> **Serie di compiti**
**a.** Ricopia dall'articolo sull'esplosione a Gela il tratto che va da "Qualche centinaio di" fino a "i dovuti controlli.".
**b.** Porta a termine la parte successiva dell'articolo sull'esplosione della bombola a Gela, partendo subito dopo l'ultima frase riportata.

> **Testo fornito**
----------------------------------------

Mezzogiorno di fuoco, a Gela come a Beirut

Mezzogiorno di fuoco, a Gela come a Beirut

Ve la ricordate la guerra in Libano, scoppiata nel 1975?

Gela, a mezzogiorno di mercoledì scorso, nella zona di via Madonna del Rosario, tra la via Settefarine e la stazione ferroviaria, sembrava un quartiere di Beirut devastato dalle bombe. Qui niente bombe, ma bombole. Una, quella di un venditore di polli, che col suo furgone ogni mattina, per quattro giorni alla settimana, dalla sua Grotte (Agrigento), viene fino a Gela per vendere la sua mercanzia e mantenere la famiglia.

Una tragedia nel dramma, quando alle 12,00 in punto, scoppia una bombola all’interno del furgone del pollivendolo. Un boato, poi l’apocalisse di fuoco e fiamme, fuggi-fuggi generale, panico, feriti, alcuni anche gravi.
Soccorsi da verificare se tempestivi, ambulanze accorse anche dei comuni vicini, trasferimenti in ospedale, a Gela, e da qui, anche con l’ausilio di elicotteri, ai centri ustioni di Catania, Palermo e Brindisi.

Qualche centinaio di avventori, perloppiù donne, in quel fazzoletto di piazzola sterrata, “inventata” dal Comune per concentrare in un unico posto i venditori ambulanti e a posto fisso abituati ad occupare abusivamente le vie del centro storico. Un malcostume che si consuma a tutt’oggi con la compiacenza di chi dovrebbe esercitare i dovuti controlli.

----------------------------------------

> **Voci di un dataset**
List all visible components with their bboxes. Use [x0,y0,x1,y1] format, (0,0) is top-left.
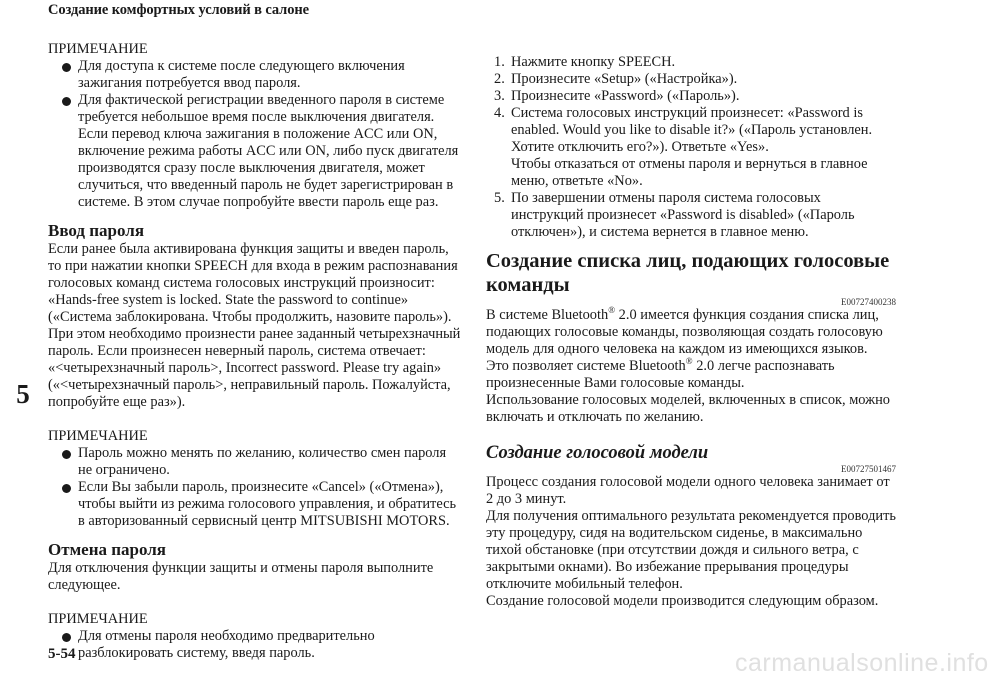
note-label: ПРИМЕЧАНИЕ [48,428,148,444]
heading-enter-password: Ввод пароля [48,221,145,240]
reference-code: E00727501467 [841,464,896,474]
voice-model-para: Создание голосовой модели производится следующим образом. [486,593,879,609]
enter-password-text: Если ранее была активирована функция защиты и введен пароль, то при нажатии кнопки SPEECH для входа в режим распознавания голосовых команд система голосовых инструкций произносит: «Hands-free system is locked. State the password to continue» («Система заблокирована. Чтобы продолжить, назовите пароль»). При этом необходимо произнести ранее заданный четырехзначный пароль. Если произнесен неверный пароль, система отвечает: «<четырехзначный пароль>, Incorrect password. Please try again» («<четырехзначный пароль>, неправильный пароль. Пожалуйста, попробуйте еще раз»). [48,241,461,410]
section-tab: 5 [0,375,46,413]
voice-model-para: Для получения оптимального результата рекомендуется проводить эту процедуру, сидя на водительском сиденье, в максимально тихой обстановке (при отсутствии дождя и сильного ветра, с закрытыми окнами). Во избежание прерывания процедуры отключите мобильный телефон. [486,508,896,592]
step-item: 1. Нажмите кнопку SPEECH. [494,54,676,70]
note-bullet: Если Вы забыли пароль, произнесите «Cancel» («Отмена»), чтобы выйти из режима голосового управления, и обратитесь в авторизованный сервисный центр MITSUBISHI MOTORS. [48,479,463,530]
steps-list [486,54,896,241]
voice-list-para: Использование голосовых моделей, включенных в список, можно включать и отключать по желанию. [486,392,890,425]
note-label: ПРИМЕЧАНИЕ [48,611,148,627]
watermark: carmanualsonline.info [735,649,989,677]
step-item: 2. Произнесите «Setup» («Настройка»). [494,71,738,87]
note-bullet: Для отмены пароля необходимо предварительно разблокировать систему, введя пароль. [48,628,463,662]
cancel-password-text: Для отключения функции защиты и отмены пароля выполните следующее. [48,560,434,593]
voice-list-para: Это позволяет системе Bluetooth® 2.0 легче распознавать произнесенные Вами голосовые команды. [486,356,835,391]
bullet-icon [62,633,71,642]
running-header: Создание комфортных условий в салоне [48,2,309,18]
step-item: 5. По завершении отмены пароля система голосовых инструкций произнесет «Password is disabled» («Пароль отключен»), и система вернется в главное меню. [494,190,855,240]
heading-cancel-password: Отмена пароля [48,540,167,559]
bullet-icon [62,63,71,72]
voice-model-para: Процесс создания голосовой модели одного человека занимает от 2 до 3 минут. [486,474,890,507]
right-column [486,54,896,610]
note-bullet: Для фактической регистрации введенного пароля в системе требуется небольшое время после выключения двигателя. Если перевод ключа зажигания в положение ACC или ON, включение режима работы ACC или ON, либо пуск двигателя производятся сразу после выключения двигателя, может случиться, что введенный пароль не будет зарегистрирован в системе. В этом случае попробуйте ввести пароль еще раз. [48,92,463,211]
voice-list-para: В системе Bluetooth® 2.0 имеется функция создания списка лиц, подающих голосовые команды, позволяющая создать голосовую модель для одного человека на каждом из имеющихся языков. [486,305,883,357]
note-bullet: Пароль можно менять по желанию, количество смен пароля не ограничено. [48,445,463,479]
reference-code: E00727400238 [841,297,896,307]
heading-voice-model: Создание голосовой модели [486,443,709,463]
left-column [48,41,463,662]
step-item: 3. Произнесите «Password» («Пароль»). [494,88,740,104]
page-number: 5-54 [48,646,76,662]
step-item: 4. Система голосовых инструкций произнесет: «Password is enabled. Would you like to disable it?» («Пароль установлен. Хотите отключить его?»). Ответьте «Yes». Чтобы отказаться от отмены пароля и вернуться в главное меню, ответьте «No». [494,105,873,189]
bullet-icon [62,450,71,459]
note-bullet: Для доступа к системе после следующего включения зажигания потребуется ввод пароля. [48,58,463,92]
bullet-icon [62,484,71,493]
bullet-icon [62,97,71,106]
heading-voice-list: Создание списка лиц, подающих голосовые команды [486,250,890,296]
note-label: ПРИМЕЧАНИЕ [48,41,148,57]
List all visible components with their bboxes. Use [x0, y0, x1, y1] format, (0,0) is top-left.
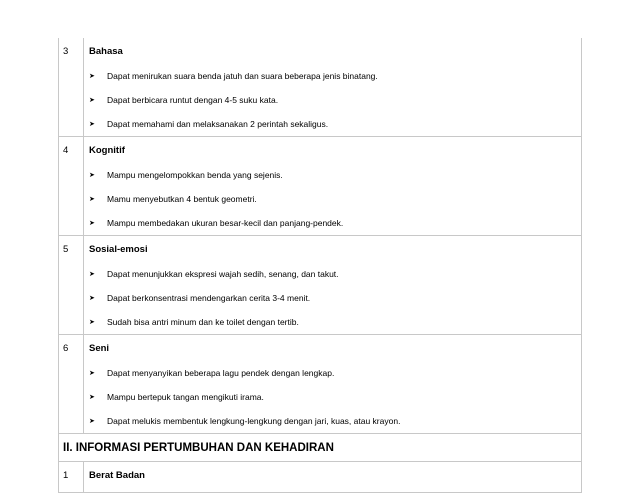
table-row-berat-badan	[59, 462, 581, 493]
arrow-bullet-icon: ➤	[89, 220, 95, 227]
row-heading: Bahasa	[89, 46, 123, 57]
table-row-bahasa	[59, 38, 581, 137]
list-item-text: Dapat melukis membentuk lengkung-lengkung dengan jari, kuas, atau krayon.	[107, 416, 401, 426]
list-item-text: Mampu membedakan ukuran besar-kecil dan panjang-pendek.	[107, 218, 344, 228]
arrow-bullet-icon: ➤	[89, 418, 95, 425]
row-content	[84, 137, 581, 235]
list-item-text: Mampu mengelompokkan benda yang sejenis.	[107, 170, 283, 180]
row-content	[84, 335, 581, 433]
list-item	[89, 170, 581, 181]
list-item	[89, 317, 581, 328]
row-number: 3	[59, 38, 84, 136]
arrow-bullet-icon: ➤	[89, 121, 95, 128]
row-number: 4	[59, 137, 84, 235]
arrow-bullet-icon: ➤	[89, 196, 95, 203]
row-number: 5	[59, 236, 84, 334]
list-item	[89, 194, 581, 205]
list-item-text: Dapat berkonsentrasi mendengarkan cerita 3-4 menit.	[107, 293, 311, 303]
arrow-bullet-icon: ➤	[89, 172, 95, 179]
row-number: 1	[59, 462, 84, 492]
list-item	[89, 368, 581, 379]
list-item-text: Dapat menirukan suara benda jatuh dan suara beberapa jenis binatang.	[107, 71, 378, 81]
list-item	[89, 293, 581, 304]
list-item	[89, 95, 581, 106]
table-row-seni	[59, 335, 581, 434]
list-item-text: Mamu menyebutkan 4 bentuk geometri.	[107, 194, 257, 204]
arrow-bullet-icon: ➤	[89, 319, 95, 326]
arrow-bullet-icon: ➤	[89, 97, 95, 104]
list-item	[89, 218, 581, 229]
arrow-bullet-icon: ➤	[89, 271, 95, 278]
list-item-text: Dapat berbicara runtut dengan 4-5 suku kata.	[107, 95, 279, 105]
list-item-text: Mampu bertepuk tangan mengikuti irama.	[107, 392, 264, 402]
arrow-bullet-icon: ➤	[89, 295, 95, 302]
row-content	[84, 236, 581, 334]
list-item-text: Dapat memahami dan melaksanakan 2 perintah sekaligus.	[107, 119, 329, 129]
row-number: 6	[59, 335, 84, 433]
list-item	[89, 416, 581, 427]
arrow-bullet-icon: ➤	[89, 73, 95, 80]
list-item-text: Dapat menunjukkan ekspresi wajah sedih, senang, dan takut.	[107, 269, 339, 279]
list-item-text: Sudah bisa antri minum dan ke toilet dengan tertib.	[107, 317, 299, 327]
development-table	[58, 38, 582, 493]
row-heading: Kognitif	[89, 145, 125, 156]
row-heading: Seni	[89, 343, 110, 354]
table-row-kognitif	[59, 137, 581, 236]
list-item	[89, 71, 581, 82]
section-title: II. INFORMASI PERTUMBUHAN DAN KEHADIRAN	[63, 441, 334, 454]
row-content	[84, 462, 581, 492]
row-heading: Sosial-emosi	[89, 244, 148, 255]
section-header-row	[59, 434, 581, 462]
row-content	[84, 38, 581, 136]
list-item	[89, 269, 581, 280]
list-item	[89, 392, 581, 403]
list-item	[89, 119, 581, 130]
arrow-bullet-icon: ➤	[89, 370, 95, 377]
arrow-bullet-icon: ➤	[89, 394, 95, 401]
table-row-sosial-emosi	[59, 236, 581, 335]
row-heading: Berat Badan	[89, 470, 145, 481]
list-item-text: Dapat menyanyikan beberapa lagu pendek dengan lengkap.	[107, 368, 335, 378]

----------------------------------------

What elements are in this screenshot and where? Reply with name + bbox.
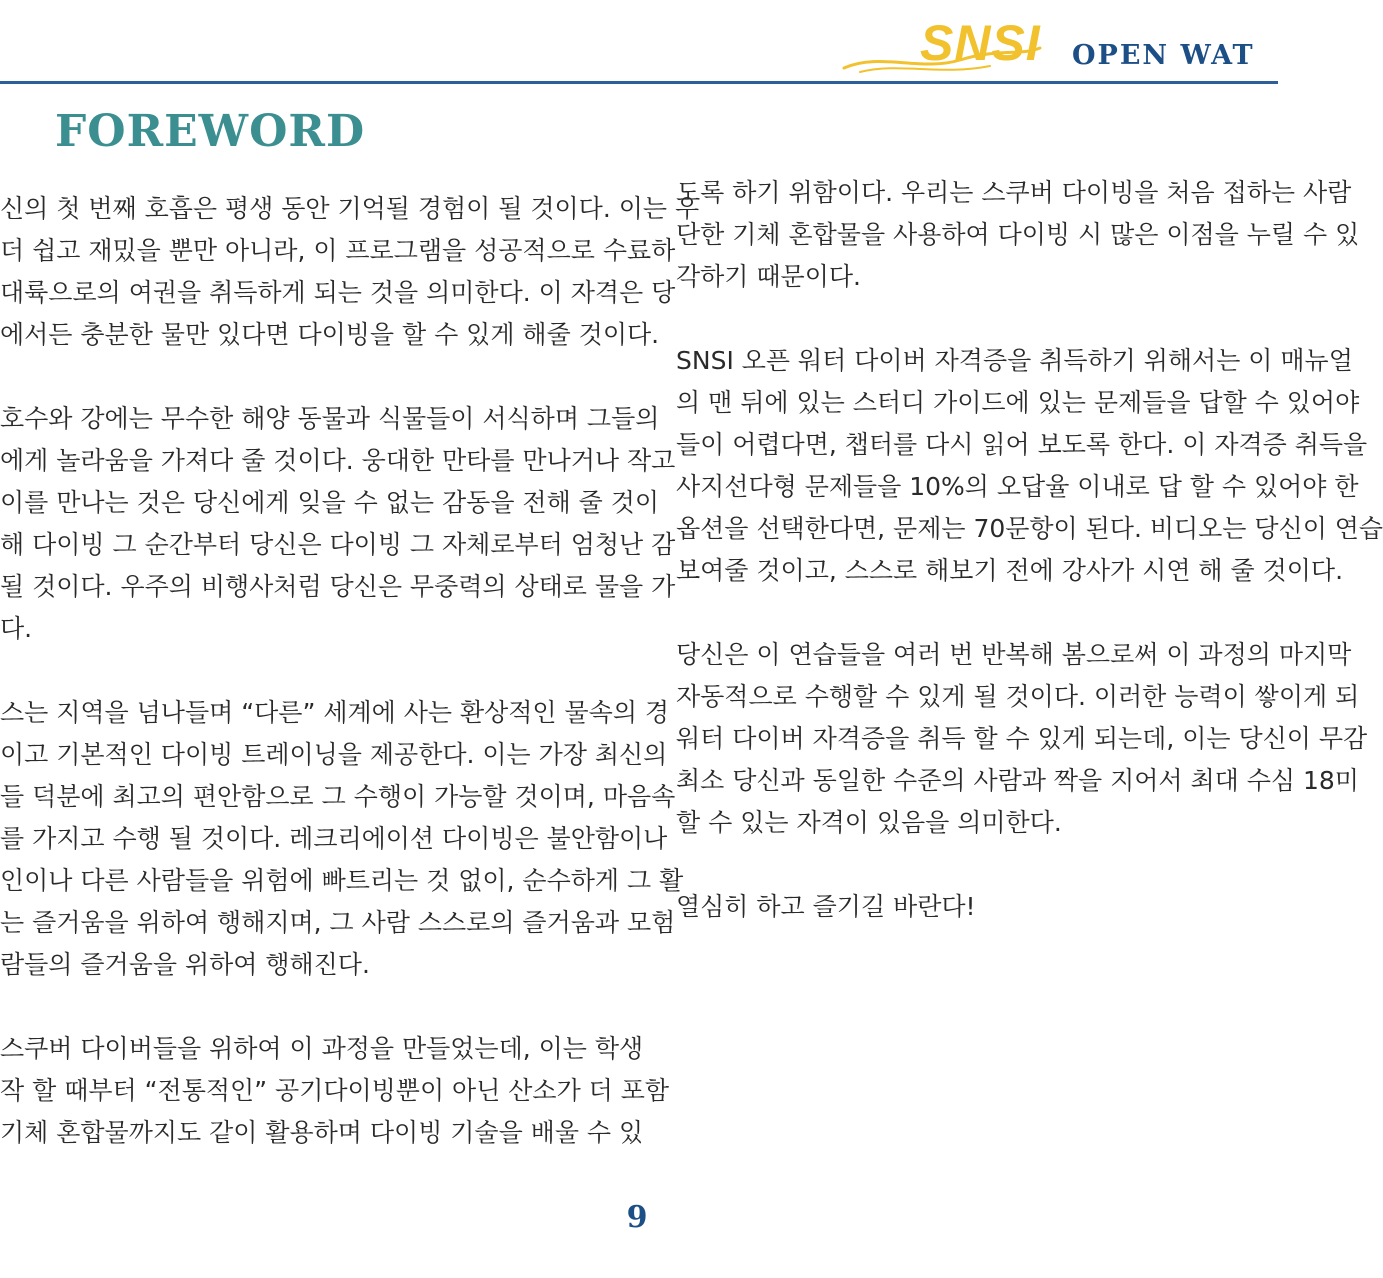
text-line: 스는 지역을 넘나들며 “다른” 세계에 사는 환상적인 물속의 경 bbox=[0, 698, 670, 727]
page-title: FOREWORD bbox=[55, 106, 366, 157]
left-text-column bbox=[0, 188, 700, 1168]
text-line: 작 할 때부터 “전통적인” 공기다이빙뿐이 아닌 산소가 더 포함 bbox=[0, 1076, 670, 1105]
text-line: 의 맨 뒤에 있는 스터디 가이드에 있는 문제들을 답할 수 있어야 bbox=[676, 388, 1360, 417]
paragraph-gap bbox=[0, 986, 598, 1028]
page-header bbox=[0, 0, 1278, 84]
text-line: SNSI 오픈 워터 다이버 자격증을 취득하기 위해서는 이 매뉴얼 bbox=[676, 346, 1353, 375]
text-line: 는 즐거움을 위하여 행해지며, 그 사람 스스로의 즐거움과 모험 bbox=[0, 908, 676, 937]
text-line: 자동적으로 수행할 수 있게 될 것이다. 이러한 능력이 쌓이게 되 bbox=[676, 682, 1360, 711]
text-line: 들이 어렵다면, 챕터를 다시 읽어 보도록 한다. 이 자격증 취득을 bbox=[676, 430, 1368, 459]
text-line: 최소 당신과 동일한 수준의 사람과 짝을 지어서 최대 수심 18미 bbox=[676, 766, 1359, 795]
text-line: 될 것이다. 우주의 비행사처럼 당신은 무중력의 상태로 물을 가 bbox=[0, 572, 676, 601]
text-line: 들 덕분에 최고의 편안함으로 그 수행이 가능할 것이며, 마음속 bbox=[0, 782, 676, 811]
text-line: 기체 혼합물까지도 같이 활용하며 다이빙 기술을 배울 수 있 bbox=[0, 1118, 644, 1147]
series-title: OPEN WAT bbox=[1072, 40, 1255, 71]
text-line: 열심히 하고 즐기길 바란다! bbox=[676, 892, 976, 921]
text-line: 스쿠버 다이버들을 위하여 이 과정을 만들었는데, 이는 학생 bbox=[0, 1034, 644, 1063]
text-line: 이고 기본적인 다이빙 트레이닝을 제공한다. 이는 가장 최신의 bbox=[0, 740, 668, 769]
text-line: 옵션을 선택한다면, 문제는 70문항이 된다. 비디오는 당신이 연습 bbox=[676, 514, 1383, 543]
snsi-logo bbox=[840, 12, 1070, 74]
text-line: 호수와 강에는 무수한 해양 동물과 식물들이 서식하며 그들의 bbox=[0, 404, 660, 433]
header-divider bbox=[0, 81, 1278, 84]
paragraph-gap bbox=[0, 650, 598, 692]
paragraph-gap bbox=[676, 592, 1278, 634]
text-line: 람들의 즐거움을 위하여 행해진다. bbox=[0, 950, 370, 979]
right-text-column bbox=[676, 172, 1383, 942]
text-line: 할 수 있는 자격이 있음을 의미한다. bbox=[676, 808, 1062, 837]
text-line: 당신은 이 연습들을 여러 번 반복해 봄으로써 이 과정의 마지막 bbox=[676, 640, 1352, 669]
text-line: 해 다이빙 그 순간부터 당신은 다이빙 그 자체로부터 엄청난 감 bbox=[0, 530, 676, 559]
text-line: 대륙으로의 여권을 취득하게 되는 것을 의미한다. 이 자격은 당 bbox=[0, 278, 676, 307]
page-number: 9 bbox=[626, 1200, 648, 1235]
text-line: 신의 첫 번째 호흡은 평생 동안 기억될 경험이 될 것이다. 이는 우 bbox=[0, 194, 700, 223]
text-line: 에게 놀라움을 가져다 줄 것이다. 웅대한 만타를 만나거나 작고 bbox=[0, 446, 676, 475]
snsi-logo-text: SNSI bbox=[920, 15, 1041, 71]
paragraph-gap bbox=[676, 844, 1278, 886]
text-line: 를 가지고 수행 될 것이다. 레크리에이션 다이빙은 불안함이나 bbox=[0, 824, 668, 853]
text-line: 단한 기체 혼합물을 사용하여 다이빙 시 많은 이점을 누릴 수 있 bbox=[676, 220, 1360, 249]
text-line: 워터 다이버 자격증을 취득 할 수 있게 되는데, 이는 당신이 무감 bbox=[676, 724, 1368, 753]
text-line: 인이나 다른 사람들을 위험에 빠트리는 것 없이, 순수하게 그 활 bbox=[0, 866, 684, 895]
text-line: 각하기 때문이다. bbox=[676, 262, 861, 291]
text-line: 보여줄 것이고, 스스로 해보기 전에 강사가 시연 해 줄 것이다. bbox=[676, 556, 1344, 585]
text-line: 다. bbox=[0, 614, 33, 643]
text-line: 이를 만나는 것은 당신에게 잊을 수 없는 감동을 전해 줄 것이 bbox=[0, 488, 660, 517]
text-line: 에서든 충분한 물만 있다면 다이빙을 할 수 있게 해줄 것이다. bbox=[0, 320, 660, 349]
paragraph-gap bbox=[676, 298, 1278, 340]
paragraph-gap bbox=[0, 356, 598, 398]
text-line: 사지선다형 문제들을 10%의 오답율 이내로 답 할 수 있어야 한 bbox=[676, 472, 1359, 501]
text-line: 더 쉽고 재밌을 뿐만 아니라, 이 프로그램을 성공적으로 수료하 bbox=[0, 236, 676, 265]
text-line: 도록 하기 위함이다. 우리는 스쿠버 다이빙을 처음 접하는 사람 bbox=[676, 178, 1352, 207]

----------------------------------------

> **Risposte per compito**
**a.**
Qualche centinaio di avventori, perloppiù donne, in quel fazzoletto di piazzola sterrata, “inventata” dal Comune per concentrare in un unico posto i venditori ambulanti e a posto fisso abituati ad occupare abusivamente le vie del centro storico. Un malcostume che si consuma a tutt’oggi con la compiacenza di chi dovrebbe esercitare i dovuti controlli.

**b.**
Il mercatino di via Madonna del Rosario, che non è la gigantesca fiera del martedì che si svolge settimanalmente di fronte Macchitella e a cui i gelesi non sanno rinunciare, doveva servire quindi per favorire l’ambulantato locale. Ma Gela è una piazza molto ghiotta, dove girano molti soldi, che così finisce col richiamare ambulanti di province anche lontane. A rispondere al richiamo di buona vendita è stato anche Claudio Catanese, il proprietario di quel furgone saltato in aria, con dentro, a quanto pare, anche una impiegata, Melania Maretta, 22 anni, la prima ad essere stata soccorsa con il 60% di ustioni.

Il boato e il fumo levatosi nella zona circostante ha richiamato curiosi e parenti di quanti avevano deciso di fare una capatina al mercato per fare qualche compera. Immediata la diffusione della notizia, che quasi in tempo reale ha fatto il giro sui social. Non una fake news, ma una notizia distorta sì, come capita spesso.

Così ognuno, nel proprio immaginario, si è fatto un’idea: venti feriti, una decina di morti, una bomba, anzi no, è scoppiata una bombola del gas. Polizia, carabinieri, vigili del fuoco, ambulanze, tutti a sirene spiegate.
Il bilancio, aggiornato ventiquattr’ore dopo, conta 16 feriti, di cui una decina gravi. Tra questi, due donne, di cui una all’ottavo mese di gravidanza, ed un bambino di quattro anni. Ferito anche il proprietario.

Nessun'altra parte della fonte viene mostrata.